_To do:_
Collect all lines from the records below that include the word "ylabel".

_Material provided:_

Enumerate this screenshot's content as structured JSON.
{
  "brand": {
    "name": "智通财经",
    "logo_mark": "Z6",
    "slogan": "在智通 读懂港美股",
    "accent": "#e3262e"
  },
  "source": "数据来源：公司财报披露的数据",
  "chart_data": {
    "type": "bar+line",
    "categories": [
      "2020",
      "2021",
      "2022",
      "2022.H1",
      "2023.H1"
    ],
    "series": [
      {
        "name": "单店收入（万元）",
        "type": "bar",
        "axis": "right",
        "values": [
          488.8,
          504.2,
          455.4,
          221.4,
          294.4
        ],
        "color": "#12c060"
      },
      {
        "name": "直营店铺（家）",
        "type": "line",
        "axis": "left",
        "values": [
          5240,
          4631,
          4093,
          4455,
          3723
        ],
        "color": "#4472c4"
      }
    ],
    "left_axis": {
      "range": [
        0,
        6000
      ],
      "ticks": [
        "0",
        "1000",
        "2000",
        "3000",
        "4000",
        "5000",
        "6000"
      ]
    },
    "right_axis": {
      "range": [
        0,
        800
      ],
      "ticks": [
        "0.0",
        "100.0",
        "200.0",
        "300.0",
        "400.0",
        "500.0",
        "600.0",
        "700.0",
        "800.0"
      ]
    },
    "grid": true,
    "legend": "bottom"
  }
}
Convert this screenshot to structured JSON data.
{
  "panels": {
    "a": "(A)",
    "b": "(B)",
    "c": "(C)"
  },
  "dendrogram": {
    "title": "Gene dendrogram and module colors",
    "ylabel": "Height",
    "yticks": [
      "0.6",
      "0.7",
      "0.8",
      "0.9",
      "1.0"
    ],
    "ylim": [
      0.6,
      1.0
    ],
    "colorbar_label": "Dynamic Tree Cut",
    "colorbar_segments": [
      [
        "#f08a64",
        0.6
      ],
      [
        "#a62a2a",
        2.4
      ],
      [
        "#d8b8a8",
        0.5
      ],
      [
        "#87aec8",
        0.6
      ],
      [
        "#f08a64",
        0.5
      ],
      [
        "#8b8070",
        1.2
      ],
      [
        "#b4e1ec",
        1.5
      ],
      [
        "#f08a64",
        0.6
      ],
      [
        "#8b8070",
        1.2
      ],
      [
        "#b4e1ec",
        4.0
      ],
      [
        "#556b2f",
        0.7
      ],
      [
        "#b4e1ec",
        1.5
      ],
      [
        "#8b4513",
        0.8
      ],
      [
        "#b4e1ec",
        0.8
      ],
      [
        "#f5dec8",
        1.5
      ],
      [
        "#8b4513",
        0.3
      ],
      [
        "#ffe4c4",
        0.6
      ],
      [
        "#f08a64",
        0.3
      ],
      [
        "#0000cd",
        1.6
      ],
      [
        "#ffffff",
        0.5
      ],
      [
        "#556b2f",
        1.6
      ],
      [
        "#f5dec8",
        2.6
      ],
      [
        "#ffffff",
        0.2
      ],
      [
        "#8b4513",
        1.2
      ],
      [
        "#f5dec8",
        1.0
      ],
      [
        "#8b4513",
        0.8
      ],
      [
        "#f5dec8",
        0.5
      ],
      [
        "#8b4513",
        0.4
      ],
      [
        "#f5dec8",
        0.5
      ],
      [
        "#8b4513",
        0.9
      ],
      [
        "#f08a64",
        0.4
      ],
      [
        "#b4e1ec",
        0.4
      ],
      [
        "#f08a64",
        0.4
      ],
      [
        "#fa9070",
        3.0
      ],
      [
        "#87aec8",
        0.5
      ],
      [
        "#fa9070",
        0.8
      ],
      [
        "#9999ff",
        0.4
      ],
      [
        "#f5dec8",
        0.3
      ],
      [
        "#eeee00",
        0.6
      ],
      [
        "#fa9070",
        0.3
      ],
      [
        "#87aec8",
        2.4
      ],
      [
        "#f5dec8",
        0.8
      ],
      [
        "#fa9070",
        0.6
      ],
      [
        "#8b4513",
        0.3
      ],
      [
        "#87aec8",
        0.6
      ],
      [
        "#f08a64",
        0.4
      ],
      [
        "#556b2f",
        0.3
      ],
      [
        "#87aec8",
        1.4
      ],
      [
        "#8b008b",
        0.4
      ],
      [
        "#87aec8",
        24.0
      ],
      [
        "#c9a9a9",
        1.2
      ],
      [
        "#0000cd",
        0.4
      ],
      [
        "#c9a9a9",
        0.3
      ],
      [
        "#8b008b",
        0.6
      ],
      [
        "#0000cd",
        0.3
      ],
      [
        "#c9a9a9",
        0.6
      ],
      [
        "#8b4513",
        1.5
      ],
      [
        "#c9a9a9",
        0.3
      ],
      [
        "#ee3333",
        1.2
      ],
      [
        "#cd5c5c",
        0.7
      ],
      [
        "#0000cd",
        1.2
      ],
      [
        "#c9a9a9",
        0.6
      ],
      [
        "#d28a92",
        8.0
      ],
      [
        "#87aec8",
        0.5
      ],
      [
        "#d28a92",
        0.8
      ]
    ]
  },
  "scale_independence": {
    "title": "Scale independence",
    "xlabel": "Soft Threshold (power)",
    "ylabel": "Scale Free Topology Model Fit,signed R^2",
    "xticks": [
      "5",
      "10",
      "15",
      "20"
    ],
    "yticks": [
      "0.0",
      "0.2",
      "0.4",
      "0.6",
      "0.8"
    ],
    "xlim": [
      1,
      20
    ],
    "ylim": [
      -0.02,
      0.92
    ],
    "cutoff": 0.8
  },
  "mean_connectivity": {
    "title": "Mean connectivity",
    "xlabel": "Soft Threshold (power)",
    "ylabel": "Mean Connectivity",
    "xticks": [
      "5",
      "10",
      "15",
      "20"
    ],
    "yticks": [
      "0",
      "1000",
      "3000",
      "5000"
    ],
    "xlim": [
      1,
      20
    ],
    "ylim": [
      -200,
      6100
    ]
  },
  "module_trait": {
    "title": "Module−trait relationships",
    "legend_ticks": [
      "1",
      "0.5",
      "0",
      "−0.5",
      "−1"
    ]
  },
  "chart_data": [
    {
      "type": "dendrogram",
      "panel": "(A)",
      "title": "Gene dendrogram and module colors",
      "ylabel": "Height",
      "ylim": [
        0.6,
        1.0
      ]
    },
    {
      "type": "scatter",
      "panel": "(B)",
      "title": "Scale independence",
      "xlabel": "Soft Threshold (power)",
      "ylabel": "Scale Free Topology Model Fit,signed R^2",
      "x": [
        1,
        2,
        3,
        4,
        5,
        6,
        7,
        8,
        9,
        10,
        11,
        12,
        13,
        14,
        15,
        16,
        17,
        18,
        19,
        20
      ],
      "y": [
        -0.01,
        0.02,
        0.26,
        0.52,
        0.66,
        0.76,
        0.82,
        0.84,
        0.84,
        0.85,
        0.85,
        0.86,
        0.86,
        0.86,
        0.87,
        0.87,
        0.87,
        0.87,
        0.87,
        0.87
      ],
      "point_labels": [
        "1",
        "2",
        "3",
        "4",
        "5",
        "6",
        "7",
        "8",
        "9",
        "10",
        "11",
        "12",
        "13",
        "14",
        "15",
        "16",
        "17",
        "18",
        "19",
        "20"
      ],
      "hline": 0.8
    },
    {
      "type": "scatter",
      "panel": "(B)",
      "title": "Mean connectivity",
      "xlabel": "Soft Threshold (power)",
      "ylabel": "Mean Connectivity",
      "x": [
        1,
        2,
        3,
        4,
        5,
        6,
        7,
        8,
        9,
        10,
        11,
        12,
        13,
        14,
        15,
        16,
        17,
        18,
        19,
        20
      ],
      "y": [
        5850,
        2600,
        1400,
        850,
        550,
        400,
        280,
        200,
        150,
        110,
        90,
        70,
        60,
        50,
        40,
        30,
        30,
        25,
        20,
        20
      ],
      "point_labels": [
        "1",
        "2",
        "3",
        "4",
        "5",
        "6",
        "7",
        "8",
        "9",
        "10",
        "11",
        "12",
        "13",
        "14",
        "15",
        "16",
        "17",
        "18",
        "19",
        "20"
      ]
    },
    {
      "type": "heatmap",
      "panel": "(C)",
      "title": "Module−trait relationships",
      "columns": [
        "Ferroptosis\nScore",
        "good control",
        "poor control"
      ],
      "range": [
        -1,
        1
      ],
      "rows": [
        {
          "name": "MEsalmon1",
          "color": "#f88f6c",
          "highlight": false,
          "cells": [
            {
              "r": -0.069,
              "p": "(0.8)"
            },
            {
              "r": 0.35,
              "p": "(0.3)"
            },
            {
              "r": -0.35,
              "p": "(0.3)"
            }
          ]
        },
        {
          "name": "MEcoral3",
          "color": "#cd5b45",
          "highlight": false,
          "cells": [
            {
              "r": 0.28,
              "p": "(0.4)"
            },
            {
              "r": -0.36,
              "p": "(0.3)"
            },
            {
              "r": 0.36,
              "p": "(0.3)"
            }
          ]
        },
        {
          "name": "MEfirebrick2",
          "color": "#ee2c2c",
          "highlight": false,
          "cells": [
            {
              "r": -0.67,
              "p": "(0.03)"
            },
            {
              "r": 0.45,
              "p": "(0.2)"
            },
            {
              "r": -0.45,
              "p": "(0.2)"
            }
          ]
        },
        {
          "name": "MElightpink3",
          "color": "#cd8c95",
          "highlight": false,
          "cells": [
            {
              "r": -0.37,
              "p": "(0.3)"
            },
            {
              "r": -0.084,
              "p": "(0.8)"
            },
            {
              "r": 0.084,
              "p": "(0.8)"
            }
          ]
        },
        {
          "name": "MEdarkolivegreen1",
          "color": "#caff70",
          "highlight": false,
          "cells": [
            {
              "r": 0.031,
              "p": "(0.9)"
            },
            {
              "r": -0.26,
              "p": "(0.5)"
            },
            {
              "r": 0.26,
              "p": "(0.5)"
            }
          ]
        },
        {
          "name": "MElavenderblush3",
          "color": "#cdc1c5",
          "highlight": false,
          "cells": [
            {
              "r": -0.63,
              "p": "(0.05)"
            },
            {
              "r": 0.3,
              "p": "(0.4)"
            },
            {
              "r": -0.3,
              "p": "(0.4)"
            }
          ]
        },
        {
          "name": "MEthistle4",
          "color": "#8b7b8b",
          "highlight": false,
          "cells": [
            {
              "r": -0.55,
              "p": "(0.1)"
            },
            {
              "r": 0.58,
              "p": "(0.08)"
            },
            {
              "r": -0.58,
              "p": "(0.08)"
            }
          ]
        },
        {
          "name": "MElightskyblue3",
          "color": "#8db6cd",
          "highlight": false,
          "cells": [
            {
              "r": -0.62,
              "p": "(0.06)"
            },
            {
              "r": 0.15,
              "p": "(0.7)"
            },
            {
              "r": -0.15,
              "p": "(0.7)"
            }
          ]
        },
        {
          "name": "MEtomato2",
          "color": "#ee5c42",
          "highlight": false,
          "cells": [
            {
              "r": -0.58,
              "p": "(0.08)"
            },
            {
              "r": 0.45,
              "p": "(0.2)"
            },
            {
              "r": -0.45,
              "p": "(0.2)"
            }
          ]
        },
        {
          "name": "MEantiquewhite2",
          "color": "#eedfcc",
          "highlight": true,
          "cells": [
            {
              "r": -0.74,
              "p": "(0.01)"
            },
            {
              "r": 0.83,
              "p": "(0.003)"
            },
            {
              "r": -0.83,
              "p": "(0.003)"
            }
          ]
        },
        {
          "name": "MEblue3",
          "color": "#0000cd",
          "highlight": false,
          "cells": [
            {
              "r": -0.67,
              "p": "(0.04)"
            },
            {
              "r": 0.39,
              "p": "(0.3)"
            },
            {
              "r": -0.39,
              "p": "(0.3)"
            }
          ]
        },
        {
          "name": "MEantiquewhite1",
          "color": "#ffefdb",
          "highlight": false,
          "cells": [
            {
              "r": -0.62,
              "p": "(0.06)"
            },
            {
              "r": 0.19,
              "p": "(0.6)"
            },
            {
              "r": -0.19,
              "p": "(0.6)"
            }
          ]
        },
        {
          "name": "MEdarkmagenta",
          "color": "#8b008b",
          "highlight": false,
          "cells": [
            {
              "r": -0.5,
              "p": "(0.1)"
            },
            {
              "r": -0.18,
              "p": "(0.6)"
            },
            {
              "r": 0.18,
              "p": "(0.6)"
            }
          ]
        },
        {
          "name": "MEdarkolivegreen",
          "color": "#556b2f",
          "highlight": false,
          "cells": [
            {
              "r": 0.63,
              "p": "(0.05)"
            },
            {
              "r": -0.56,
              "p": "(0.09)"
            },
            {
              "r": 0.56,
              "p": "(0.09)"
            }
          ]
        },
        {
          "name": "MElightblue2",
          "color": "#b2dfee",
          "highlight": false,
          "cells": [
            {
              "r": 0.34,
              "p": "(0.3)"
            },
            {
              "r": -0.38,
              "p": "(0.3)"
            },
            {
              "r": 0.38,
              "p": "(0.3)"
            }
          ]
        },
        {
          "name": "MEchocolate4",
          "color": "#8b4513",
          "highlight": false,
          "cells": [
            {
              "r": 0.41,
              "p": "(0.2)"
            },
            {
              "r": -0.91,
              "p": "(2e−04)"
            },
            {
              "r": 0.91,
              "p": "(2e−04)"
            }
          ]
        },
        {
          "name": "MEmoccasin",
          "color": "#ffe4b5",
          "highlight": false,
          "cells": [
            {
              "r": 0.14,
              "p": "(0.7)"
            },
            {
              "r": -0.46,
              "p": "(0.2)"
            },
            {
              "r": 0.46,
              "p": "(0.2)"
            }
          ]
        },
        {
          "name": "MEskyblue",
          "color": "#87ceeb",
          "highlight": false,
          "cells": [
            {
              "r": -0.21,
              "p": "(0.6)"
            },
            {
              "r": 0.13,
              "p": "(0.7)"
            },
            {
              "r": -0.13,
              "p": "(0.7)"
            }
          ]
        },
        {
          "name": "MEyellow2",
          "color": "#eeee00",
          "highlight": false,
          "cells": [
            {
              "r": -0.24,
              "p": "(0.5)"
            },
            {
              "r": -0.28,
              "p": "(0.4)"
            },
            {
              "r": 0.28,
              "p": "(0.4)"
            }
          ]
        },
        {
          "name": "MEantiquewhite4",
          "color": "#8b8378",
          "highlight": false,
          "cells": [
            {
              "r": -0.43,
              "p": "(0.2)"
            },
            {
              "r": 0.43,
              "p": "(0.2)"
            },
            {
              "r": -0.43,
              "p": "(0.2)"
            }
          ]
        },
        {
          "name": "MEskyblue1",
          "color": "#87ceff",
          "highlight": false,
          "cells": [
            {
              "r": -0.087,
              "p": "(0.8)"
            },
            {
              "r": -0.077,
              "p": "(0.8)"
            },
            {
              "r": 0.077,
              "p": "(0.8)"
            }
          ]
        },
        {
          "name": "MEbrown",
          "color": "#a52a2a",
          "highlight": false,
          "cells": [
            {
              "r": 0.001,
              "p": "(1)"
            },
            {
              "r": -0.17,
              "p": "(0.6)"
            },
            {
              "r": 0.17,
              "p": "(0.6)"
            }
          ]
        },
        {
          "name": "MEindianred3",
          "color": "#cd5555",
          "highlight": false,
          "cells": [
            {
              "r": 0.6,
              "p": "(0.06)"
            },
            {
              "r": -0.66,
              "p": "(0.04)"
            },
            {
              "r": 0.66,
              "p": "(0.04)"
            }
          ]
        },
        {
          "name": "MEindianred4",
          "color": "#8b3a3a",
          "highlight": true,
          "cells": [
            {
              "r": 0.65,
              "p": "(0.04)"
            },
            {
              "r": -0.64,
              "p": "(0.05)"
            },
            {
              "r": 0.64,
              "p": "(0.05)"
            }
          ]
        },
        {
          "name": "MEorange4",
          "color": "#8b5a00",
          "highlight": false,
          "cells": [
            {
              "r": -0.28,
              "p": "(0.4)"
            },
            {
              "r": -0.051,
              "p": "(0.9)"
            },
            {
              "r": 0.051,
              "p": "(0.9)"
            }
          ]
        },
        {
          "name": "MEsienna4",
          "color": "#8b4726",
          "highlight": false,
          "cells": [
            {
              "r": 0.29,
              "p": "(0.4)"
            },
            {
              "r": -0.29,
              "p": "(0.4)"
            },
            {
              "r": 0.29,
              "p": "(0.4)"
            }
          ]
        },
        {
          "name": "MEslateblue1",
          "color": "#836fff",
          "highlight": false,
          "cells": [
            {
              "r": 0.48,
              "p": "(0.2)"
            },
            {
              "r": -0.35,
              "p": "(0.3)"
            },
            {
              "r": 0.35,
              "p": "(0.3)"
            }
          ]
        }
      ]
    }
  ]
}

_Exercise answer:_
    "ylabel": "Height",
    "ylabel": "Scale Free Topology Model Fit,signed R^2",
    "ylabel": "Mean Connectivity",
      "ylabel": "Height",
      "ylabel": "Scale Free Topology Model Fit,signed R^2",
      "ylabel": "Mean Connectivity",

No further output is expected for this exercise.